Text for analysis START

# The face of poor breeding



## wolfy dog (Aug 1, 2012)

He probably looked cute as a pup, probably craigslist or something of that nature. Now he is caught in the system: poor genetics,
problem behavior and miserable. Still thinking of getting a pup from unknown lines?https://www.oregonhumane.org/adopt/details/205845/


----------



## selzer (May 7, 2005)

He looks thin, and interested in the person with the camera. The post mentions that he should be an only dog and not a dog park dog. I did not see much else that indicated problem behaviors. He looks more neglected than anything else.


----------



## Nigel (Jul 10, 2012)

Are we seeing the correct dog? He is standing a bit awkward on the sheet/blanket, but other than that I'm not seeing or reading anything too far off. Hope he finds a good home.


----------



## Jax08 (Feb 13, 2009)

He's emaciated. Looks like mange around his eyes that could be from the obvious neglect. He's a German Shepherd. Not many good at dog parks, or in shelters. And neither of mine are good with dogs outside their pack. Not sure how anyone can comment on genetics from this blurb and picture.


----------



## MineAreWorkingline (May 2, 2015)

I see nothing there to stop me from adopting this dog if I were in the market except for dog aggression which does not suit my lifestyle. 

He is emaciated and sad looking, but nothing ugly or unappealing about his appearance.


----------



## newlie (Feb 12, 2013)

I would be tempted to take him if I didn't already have one dog reactive dog. He has soft, sad eyes.


----------



## car2ner (Apr 9, 2014)

the photographer sure caught a look that cries, "are you the one who will take care of me?" Alas, I have two dogs (my personal limit) and if I were to adopt they are sending a bunch of dogs from TX to my area. IF I were in the place to take a dog I'd have to go local. 

I hope whomever responds to this understands what this poor dog will need.


----------



## Nigel (Jul 10, 2012)

newlie said:


> I would be tempted to take him if I didn't already have one dog reactive dog. *He has soft, sad eyes*.


Yup, those eyes get you, I like his mask too. Poor guy, his only issue we can see is neglect. Proper care and diet and he'll be a looker.


----------



## Chip18 (Jan 11, 2014)

wolfy dog said:


> Still thinking of getting a pup from unknown lines?https://www.oregonhumane.org/adopt/details/205845/


My answer would be yes and :

https://twitter.com/Jon4Lakers/status/902339154083627008


----------



## Deb (Nov 20, 2010)

Chip18 said:


> My answer would be yes and :
> 
> https://twitter.com/Jon4Lakers/status/902339154083627008


Why post a link to someone trying to pay for someone to ship dogs from Houston to them? Most of these dogs have owners who would really like the chance to be able to find their pets! These dogs should not be leaving the state of Texas yet.


----------



## astrovan2487 (May 29, 2014)

poor guy, looks like he has a skin condition and is malnourished judging by the hip bones showing. Also looks like he might have something going on with his eyes. I'm sure he is a product of poor breeding but it looks like most of his current issues are from neglect. Would probably make some one a great pet and at 4 years old he may still have a long life ahead of him, only if someone adopts him.

Text for analysis END
Available data START

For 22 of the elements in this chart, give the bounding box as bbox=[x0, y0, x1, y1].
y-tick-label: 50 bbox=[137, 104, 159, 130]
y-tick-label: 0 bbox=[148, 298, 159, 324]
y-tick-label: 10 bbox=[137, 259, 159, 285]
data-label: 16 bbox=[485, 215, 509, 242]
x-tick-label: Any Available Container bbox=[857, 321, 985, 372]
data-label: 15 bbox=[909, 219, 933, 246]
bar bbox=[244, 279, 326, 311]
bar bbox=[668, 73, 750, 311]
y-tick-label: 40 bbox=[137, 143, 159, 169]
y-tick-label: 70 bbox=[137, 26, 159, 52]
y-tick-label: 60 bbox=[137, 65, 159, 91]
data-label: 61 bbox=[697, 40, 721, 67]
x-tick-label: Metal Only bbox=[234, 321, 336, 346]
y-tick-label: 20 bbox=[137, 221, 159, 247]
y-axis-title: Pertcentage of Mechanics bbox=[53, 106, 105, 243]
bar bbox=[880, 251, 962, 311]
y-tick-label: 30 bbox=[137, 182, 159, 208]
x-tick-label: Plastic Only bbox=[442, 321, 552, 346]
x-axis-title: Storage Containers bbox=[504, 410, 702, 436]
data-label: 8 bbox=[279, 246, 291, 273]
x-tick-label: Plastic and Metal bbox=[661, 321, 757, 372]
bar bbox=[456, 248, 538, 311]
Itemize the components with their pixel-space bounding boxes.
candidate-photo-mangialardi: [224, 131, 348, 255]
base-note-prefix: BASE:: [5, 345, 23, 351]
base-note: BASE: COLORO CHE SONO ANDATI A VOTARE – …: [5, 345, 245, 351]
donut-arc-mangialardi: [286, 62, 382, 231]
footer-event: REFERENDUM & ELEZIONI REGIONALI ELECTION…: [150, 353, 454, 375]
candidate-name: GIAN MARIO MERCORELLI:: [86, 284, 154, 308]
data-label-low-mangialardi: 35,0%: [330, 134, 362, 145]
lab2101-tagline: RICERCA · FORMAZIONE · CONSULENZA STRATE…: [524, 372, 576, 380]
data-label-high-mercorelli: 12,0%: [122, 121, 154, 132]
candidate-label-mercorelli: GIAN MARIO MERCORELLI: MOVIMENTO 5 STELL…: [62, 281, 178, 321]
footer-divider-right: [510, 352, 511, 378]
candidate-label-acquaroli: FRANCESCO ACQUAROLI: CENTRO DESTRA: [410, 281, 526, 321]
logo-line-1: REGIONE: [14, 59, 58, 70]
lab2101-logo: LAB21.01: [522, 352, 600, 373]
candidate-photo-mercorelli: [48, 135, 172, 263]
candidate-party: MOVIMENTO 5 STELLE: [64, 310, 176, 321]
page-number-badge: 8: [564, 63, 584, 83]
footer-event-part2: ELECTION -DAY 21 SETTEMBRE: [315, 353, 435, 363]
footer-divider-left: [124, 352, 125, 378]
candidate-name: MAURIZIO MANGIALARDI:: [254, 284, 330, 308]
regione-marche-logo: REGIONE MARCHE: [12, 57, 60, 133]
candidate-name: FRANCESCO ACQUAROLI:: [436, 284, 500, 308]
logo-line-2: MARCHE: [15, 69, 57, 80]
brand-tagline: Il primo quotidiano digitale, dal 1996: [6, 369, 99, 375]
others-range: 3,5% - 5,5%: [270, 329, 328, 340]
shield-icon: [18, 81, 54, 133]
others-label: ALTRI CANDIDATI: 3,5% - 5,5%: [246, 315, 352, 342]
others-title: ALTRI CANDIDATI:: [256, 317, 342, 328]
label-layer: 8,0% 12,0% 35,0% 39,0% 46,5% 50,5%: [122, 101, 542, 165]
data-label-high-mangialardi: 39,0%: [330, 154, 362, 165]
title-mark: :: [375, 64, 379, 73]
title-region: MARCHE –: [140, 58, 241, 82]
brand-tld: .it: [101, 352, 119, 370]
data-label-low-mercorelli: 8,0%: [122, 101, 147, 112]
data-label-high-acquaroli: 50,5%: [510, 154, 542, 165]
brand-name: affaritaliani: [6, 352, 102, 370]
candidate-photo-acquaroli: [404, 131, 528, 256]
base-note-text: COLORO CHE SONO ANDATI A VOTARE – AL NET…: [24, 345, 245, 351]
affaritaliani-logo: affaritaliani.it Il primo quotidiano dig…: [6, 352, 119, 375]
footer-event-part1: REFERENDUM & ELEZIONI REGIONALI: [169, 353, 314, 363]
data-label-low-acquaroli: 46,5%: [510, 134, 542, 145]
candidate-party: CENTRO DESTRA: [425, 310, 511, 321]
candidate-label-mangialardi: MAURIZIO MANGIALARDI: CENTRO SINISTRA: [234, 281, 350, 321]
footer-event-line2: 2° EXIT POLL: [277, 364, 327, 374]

Available data END

__Brief 1__
Write out the passage of the dog forum thread from "## wolfy dog" to "(May 7, 2005)", word for word.
__Brief 2__
Answer these questions from the dog forum thread:
(a) How old does astrovan2487 say the dog is?
(b) How many dogs does car2ner have?
(c) According to Deb, from which city is someone trying to have dogs shipped?
__Brief 3__
In the dog forum thread, list every poster who quotes another poster, and give the name of the poster each one quotes.

__Output 1__
## wolfy dog (Aug 1, 2012)

He probably looked cute as a pup, probably craigslist or something of that nature. Now he is caught in the system: poor genetics,
problem behavior and miserable. Still thinking of getting a pup from unknown lines?https://www.oregonhumane.org/adopt/details/205845/


----------



## selzer (May 7, 2005)

__Output 2__
(a) 4 years old
(b) Two
(c) Houston

__Output 3__
- Nigel quotes newlie.
- Chip18 quotes wolfy dog.
- Deb quotes Chip18.